Every record that follows must be duplicated exactly, with images left out.

++++ Available records

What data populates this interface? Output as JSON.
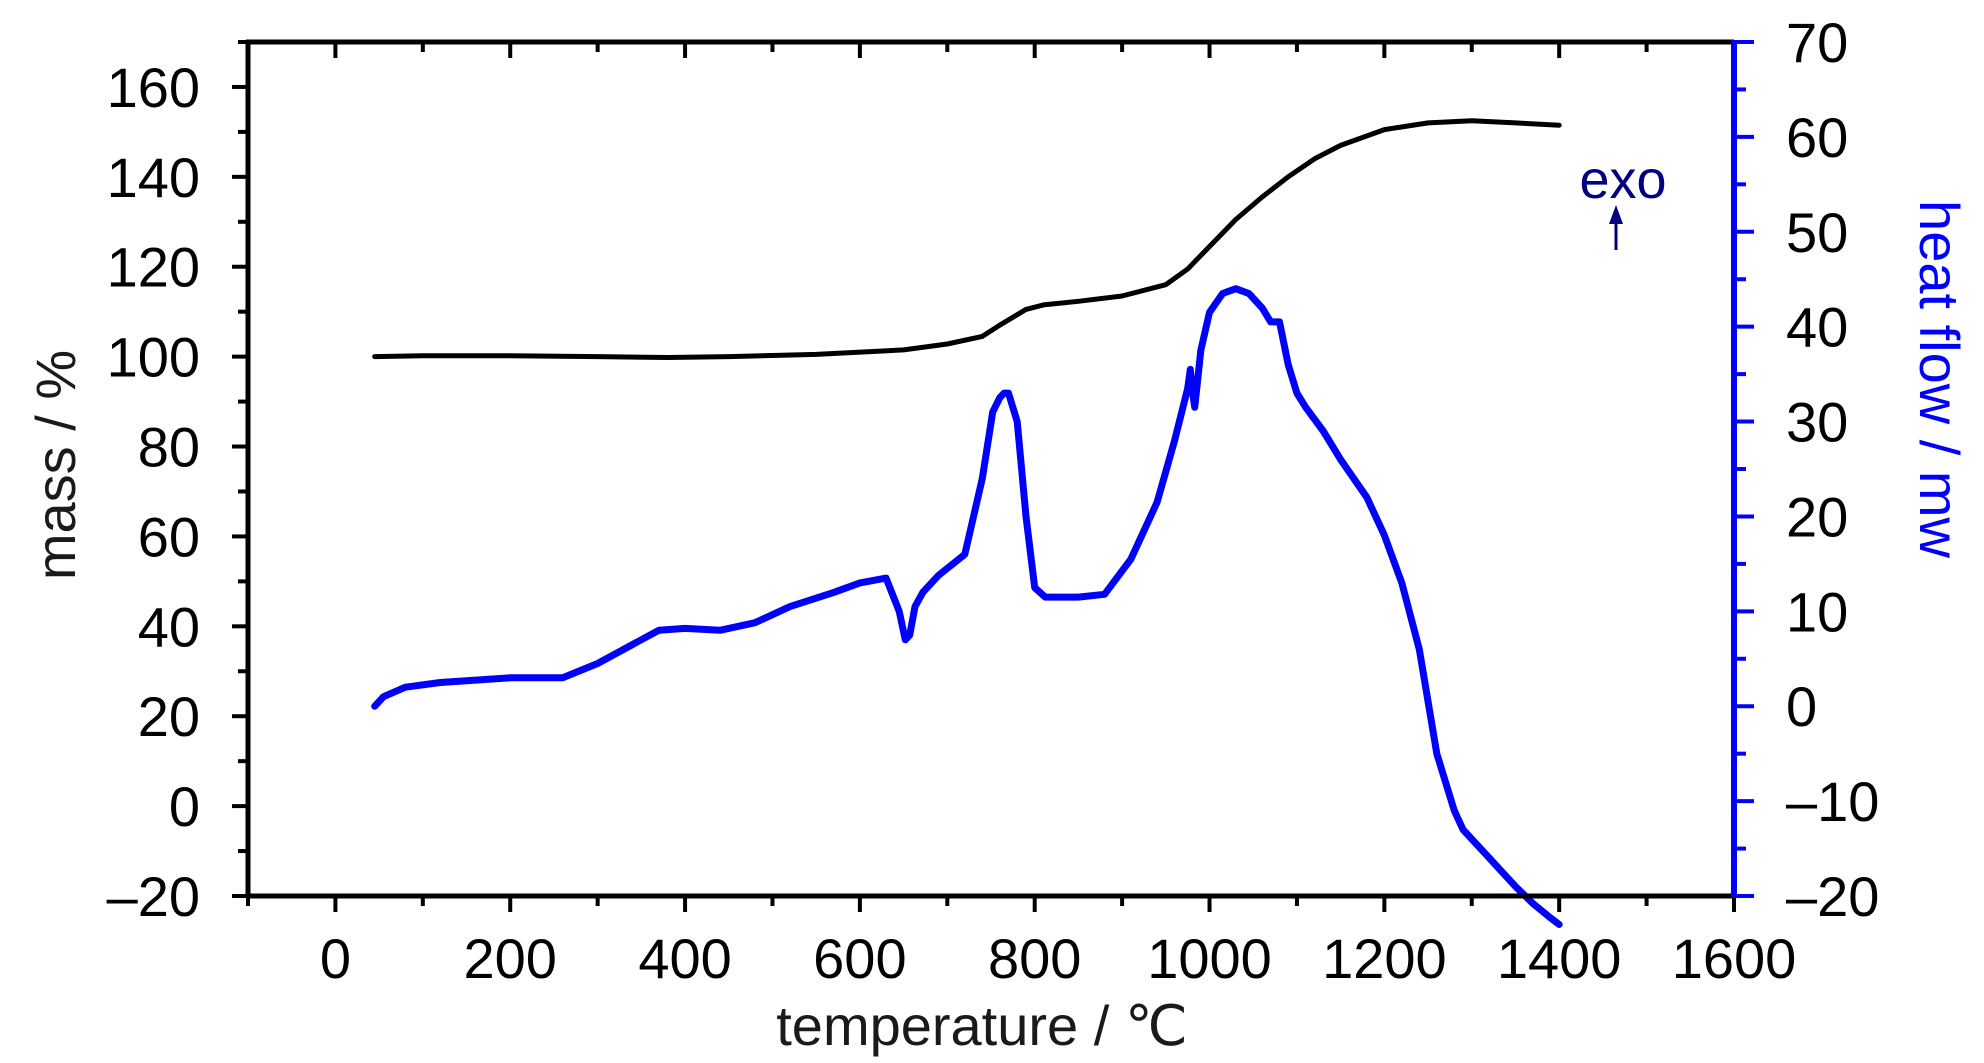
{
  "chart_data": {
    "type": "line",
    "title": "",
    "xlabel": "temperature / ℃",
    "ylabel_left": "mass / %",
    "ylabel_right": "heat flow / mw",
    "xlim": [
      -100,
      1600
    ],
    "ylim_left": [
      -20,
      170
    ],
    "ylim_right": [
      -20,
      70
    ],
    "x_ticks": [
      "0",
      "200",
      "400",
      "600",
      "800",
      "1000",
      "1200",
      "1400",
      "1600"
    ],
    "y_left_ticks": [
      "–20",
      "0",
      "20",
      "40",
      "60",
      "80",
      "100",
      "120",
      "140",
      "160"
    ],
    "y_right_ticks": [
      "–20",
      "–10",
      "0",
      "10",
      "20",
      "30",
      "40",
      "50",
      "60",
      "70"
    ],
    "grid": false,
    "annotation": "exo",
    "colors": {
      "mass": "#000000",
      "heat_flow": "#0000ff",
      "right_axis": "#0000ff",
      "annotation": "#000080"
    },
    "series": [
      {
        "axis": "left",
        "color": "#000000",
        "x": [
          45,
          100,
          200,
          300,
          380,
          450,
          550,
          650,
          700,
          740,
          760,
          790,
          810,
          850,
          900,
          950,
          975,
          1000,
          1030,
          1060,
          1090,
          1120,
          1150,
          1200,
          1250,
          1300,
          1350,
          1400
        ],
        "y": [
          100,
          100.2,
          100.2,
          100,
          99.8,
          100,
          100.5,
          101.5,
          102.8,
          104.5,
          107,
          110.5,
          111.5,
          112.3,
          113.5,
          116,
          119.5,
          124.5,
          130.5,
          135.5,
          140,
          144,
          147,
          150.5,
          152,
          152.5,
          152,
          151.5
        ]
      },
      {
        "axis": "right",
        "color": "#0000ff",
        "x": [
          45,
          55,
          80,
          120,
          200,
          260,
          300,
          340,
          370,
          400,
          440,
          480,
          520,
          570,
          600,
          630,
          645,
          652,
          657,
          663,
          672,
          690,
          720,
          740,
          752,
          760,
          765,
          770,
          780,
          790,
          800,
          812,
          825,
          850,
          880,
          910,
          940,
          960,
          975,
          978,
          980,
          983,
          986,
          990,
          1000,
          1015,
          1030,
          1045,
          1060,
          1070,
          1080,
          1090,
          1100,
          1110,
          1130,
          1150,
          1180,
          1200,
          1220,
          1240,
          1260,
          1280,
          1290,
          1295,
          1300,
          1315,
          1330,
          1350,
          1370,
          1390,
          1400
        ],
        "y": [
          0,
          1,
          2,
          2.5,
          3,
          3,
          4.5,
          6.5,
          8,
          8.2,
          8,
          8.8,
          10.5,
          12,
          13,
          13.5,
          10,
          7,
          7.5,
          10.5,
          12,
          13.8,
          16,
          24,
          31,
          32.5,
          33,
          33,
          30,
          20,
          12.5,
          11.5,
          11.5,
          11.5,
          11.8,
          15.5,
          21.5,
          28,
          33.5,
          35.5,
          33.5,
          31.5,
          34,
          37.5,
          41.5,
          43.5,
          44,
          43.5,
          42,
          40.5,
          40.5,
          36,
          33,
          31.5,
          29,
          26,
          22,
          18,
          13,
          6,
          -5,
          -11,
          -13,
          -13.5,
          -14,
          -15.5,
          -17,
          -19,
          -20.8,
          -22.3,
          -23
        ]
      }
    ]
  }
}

++++++++

## Task output
What data populates this interface? Output as JSON.
{
  "chart_data": {
    "type": "line",
    "title": "",
    "xlabel": "temperature / ℃",
    "ylabel_left": "mass / %",
    "ylabel_right": "heat flow / mw",
    "xlim": [
      -100,
      1600
    ],
    "ylim_left": [
      -20,
      170
    ],
    "ylim_right": [
      -20,
      70
    ],
    "x_ticks": [
      "0",
      "200",
      "400",
      "600",
      "800",
      "1000",
      "1200",
      "1400",
      "1600"
    ],
    "y_left_ticks": [
      "–20",
      "0",
      "20",
      "40",
      "60",
      "80",
      "100",
      "120",
      "140",
      "160"
    ],
    "y_right_ticks": [
      "–20",
      "–10",
      "0",
      "10",
      "20",
      "30",
      "40",
      "50",
      "60",
      "70"
    ],
    "grid": false,
    "annotation": "exo",
    "colors": {
      "mass": "#000000",
      "heat_flow": "#0000ff",
      "right_axis": "#0000ff",
      "annotation": "#000080"
    },
    "series": [
      {
        "axis": "left",
        "color": "#000000",
        "x": [
          45,
          100,
          200,
          300,
          380,
          450,
          550,
          650,
          700,
          740,
          760,
          790,
          810,
          850,
          900,
          950,
          975,
          1000,
          1030,
          1060,
          1090,
          1120,
          1150,
          1200,
          1250,
          1300,
          1350,
          1400
        ],
        "y": [
          100,
          100.2,
          100.2,
          100,
          99.8,
          100,
          100.5,
          101.5,
          102.8,
          104.5,
          107,
          110.5,
          111.5,
          112.3,
          113.5,
          116,
          119.5,
          124.5,
          130.5,
          135.5,
          140,
          144,
          147,
          150.5,
          152,
          152.5,
          152,
          151.5
        ]
      },
      {
        "axis": "right",
        "color": "#0000ff",
        "x": [
          45,
          55,
          80,
          120,
          200,
          260,
          300,
          340,
          370,
          400,
          440,
          480,
          520,
          570,
          600,
          630,
          645,
          652,
          657,
          663,
          672,
          690,
          720,
          740,
          752,
          760,
          765,
          770,
          780,
          790,
          800,
          812,
          825,
          850,
          880,
          910,
          940,
          960,
          975,
          978,
          980,
          983,
          986,
          990,
          1000,
          1015,
          1030,
          1045,
          1060,
          1070,
          1080,
          1090,
          1100,
          1110,
          1130,
          1150,
          1180,
          1200,
          1220,
          1240,
          1260,
          1280,
          1290,
          1295,
          1300,
          1315,
          1330,
          1350,
          1370,
          1390,
          1400
        ],
        "y": [
          0,
          1,
          2,
          2.5,
          3,
          3,
          4.5,
          6.5,
          8,
          8.2,
          8,
          8.8,
          10.5,
          12,
          13,
          13.5,
          10,
          7,
          7.5,
          10.5,
          12,
          13.8,
          16,
          24,
          31,
          32.5,
          33,
          33,
          30,
          20,
          12.5,
          11.5,
          11.5,
          11.5,
          11.8,
          15.5,
          21.5,
          28,
          33.5,
          35.5,
          33.5,
          31.5,
          34,
          37.5,
          41.5,
          43.5,
          44,
          43.5,
          42,
          40.5,
          40.5,
          36,
          33,
          31.5,
          29,
          26,
          22,
          18,
          13,
          6,
          -5,
          -11,
          -13,
          -13.5,
          -14,
          -15.5,
          -17,
          -19,
          -20.8,
          -22.3,
          -23
        ]
      }
    ]
  }
}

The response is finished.